SUPPLIED MATERIAL
================

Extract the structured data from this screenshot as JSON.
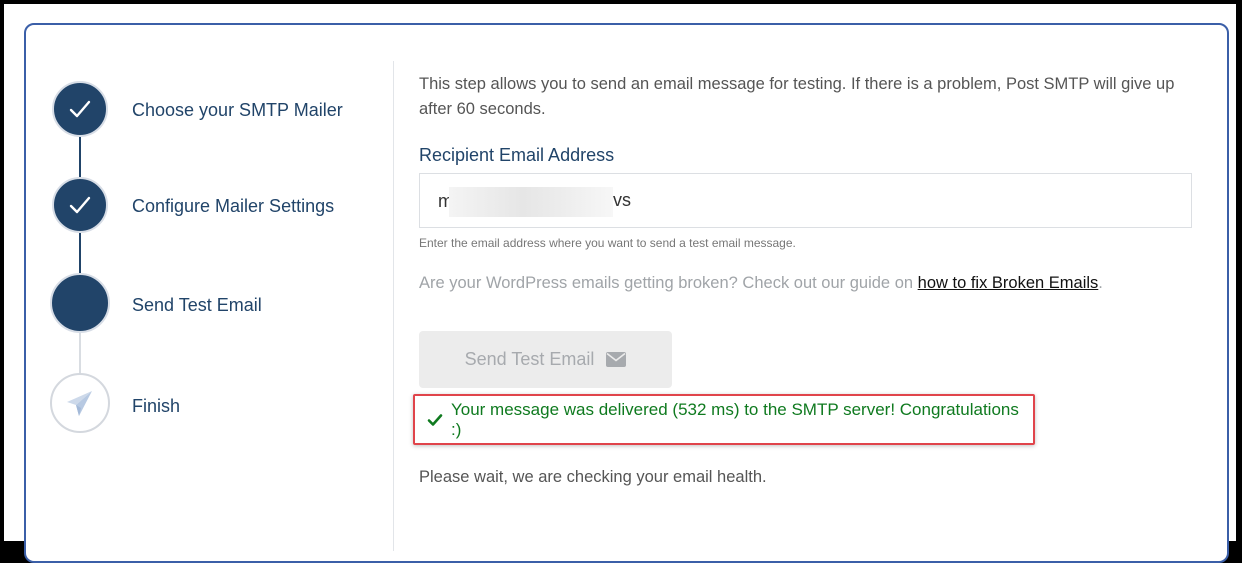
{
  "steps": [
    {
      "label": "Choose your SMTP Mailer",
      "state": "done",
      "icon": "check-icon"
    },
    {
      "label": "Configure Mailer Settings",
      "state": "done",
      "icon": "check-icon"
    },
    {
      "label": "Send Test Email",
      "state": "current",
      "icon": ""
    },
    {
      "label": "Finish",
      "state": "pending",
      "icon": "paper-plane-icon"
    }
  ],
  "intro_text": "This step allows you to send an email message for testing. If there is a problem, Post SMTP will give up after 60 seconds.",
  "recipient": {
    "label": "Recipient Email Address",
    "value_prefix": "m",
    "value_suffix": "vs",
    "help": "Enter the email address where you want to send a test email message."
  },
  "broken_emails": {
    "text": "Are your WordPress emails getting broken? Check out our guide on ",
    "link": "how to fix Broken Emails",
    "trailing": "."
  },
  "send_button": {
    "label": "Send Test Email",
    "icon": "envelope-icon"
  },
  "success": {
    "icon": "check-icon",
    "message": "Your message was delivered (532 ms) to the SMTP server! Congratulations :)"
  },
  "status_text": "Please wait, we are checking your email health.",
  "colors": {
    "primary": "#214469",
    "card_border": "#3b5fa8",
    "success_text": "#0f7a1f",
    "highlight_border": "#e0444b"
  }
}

================

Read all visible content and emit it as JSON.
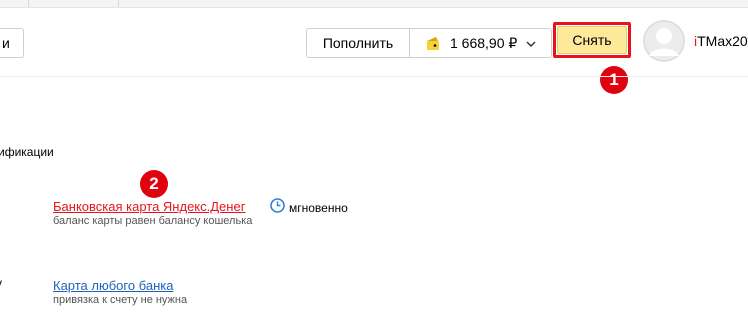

================

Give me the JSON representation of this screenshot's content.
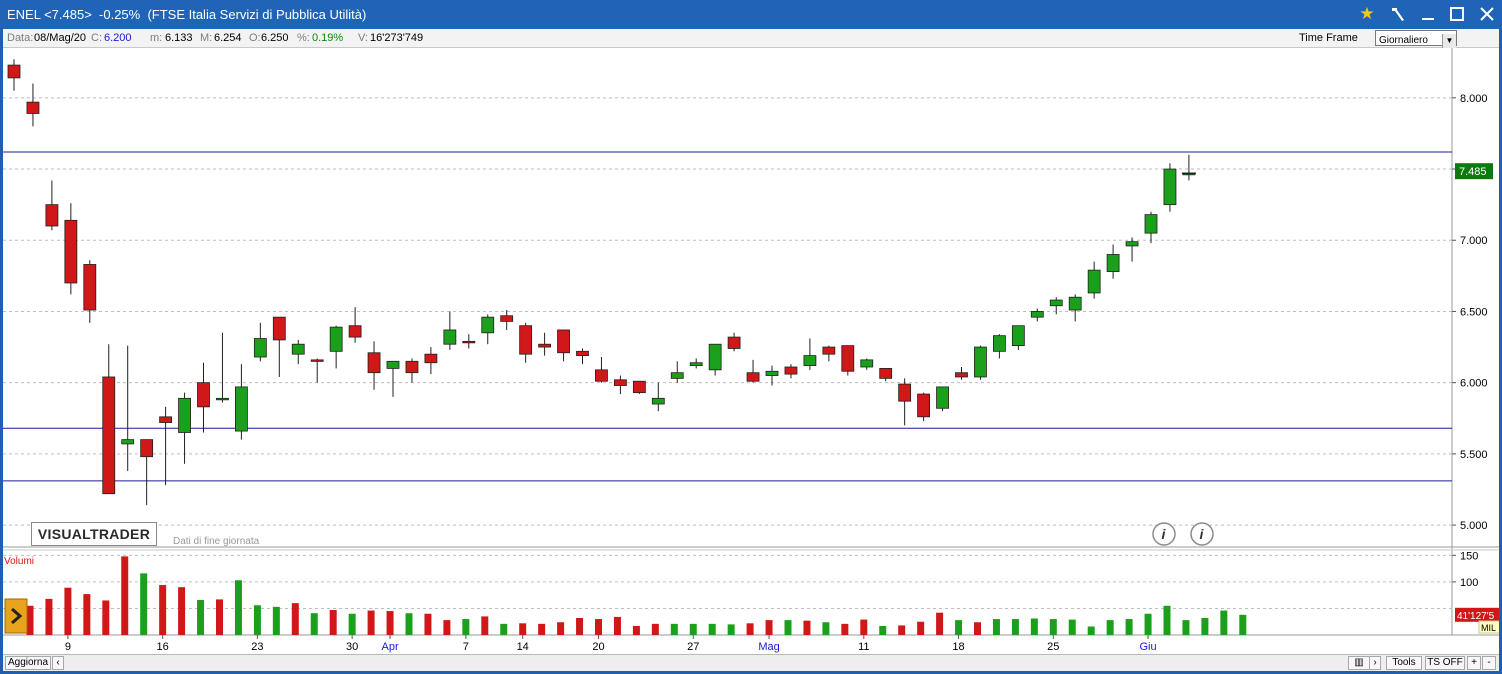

================

SET TASK
Whichever lines contain the string "content", select and copy them.

WRITTEN RESPONSE
Read all visible content and emit it as JSON.
Give me the JSON representation of this screenshot's content.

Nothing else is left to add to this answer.